* **Exercise inputs**
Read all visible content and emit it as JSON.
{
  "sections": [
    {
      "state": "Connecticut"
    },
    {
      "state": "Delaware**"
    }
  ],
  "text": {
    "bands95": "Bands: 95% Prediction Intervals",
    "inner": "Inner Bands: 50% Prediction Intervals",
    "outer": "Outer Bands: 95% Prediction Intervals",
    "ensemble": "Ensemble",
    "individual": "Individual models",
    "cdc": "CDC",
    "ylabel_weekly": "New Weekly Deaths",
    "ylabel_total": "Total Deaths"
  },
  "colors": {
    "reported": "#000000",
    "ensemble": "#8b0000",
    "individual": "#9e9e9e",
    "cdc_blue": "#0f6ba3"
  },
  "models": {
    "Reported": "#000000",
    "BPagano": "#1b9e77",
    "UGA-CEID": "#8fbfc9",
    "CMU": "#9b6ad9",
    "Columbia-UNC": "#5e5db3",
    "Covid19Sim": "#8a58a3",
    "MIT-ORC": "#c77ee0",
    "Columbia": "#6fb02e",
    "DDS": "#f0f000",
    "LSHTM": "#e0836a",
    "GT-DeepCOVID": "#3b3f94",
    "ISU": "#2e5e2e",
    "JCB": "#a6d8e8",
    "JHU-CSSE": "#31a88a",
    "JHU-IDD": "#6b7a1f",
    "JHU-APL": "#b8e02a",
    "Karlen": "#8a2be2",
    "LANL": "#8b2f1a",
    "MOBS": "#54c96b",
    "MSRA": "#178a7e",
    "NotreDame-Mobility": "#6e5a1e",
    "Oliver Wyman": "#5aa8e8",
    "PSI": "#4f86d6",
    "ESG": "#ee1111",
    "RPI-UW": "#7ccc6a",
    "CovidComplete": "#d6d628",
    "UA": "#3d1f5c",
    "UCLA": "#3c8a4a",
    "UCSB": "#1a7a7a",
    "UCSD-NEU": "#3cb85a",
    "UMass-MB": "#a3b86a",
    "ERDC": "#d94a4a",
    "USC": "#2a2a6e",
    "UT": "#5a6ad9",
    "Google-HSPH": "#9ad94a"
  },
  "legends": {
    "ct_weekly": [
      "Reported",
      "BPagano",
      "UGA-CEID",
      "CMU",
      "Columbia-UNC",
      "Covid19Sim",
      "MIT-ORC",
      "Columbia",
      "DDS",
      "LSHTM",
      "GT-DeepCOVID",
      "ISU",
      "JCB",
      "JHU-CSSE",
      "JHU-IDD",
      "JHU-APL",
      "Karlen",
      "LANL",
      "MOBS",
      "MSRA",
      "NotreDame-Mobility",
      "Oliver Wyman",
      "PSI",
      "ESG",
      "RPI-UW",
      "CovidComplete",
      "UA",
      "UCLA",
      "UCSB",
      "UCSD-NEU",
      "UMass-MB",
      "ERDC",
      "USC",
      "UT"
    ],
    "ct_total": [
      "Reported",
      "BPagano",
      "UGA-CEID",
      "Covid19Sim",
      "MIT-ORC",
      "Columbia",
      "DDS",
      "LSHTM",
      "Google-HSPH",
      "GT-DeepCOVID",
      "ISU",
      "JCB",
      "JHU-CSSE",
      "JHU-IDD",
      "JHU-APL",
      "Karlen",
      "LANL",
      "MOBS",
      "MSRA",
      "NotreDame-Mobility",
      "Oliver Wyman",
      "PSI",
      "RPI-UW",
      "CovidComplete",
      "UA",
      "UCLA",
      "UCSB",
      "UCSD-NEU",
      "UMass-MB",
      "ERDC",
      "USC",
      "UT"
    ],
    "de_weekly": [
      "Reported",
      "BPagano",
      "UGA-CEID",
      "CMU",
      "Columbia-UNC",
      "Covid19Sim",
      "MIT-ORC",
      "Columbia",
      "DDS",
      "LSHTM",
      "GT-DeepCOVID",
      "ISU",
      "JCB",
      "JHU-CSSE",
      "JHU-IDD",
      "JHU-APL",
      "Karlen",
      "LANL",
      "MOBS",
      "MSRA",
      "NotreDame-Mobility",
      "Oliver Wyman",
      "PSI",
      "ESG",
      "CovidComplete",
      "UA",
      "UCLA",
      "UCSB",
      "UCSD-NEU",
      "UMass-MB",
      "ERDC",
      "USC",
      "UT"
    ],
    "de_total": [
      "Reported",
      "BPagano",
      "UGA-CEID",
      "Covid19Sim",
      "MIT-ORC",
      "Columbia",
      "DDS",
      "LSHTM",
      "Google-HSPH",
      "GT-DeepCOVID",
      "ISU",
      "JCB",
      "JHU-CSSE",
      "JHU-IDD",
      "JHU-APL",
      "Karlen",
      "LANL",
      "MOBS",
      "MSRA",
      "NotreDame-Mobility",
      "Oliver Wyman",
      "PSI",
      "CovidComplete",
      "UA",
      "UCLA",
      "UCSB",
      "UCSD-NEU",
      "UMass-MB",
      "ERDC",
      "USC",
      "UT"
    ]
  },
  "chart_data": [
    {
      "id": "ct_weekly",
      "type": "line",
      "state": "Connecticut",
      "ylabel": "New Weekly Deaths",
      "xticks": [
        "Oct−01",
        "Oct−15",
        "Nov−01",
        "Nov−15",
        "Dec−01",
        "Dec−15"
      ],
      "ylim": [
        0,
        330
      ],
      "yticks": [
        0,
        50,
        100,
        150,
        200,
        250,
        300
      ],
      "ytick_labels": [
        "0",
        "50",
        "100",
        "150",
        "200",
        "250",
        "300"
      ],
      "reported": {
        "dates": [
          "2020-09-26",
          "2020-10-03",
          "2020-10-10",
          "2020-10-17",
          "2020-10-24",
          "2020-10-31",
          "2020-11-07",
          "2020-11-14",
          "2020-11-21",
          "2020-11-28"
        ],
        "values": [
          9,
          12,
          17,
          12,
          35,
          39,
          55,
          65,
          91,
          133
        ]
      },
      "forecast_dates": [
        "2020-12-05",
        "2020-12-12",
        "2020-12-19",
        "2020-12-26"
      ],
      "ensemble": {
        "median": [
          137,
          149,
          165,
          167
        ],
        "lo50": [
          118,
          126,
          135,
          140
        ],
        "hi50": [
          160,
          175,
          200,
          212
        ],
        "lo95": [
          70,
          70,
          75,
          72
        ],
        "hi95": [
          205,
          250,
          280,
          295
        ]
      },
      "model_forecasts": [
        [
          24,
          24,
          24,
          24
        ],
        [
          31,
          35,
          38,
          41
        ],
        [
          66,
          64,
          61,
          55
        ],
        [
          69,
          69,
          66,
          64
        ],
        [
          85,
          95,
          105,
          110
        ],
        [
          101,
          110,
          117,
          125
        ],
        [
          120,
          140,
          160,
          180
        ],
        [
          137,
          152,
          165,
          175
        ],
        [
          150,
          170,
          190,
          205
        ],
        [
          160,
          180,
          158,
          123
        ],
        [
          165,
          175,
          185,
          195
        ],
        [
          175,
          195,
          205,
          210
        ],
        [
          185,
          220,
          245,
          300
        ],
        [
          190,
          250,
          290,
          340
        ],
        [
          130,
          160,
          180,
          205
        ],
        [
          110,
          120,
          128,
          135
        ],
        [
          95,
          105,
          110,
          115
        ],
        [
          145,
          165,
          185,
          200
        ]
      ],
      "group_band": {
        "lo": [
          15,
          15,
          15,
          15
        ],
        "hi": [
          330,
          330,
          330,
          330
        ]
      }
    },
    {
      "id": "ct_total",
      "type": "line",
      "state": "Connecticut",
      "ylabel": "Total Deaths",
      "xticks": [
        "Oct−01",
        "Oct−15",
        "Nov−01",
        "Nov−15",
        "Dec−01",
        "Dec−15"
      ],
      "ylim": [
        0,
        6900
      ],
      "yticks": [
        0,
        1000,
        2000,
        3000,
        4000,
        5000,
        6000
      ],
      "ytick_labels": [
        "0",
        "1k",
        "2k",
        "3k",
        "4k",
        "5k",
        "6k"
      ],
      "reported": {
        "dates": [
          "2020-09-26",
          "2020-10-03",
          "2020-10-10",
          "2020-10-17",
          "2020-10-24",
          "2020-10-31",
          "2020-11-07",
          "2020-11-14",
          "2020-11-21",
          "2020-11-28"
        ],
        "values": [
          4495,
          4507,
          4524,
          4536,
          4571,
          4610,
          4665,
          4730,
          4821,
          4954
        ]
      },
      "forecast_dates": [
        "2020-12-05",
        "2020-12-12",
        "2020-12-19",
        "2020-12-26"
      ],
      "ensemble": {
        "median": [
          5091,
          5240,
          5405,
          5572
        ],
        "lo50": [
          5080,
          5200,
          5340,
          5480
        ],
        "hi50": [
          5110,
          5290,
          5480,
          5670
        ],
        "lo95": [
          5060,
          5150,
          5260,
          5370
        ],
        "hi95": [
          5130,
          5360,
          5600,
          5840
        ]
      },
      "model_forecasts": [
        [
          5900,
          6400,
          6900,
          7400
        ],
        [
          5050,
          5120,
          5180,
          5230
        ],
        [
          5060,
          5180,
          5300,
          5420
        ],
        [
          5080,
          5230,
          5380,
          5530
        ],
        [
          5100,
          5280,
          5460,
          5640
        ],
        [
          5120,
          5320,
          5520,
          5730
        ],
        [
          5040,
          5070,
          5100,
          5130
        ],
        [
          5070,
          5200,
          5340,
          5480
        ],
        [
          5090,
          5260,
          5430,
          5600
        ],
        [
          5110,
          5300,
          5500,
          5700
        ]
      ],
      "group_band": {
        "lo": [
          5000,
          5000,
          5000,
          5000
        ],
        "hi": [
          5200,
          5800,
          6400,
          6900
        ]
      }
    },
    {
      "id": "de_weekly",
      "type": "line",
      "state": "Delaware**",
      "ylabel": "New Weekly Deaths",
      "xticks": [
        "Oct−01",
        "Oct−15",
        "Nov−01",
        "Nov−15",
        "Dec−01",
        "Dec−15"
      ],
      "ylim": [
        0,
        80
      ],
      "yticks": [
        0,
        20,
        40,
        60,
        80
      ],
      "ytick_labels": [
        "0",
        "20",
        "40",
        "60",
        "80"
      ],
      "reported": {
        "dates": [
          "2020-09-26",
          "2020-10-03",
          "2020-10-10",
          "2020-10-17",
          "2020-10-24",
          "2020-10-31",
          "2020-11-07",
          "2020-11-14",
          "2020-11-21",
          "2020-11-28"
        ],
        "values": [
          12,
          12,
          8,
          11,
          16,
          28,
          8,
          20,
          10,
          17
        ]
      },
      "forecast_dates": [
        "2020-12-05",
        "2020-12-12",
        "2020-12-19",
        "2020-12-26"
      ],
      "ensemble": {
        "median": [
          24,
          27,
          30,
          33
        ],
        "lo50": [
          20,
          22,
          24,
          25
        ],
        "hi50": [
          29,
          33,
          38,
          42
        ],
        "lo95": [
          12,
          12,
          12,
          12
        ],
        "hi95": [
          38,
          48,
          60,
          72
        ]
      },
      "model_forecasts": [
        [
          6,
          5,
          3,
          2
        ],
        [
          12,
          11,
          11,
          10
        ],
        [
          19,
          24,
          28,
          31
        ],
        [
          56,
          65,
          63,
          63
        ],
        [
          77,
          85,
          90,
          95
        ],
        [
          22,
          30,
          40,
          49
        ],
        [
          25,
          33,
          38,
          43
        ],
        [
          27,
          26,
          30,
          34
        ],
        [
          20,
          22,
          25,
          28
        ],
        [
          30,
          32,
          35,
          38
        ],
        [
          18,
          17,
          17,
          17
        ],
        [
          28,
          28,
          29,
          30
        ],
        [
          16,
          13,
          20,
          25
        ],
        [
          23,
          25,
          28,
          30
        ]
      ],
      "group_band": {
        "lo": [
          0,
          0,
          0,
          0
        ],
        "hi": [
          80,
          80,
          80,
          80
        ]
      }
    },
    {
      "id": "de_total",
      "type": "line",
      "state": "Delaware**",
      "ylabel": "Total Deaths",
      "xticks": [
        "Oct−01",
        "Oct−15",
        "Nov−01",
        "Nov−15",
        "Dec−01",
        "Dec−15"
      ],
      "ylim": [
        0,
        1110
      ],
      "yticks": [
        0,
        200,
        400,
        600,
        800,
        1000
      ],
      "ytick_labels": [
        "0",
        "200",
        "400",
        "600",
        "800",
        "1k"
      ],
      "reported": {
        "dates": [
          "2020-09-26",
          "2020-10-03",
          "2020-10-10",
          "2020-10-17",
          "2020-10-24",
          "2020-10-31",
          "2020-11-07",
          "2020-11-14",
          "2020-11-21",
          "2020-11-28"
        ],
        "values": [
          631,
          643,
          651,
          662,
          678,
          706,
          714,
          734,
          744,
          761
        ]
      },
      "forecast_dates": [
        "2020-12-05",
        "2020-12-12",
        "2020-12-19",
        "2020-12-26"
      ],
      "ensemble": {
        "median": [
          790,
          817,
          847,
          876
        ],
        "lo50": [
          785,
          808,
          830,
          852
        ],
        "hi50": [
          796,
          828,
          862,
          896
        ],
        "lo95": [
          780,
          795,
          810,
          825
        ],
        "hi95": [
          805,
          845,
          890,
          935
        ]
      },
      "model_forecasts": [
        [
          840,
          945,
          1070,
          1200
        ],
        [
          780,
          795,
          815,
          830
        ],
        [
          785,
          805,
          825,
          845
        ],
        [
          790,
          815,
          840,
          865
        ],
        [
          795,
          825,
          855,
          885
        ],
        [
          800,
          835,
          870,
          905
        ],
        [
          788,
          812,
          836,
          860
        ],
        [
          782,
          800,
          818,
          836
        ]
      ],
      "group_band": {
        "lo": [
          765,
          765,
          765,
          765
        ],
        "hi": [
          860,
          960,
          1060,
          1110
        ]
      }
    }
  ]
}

* **Work to complete**
Going over the lines above, work out how many include "Intervals", then give only that number.

* **Solution to this problem**
3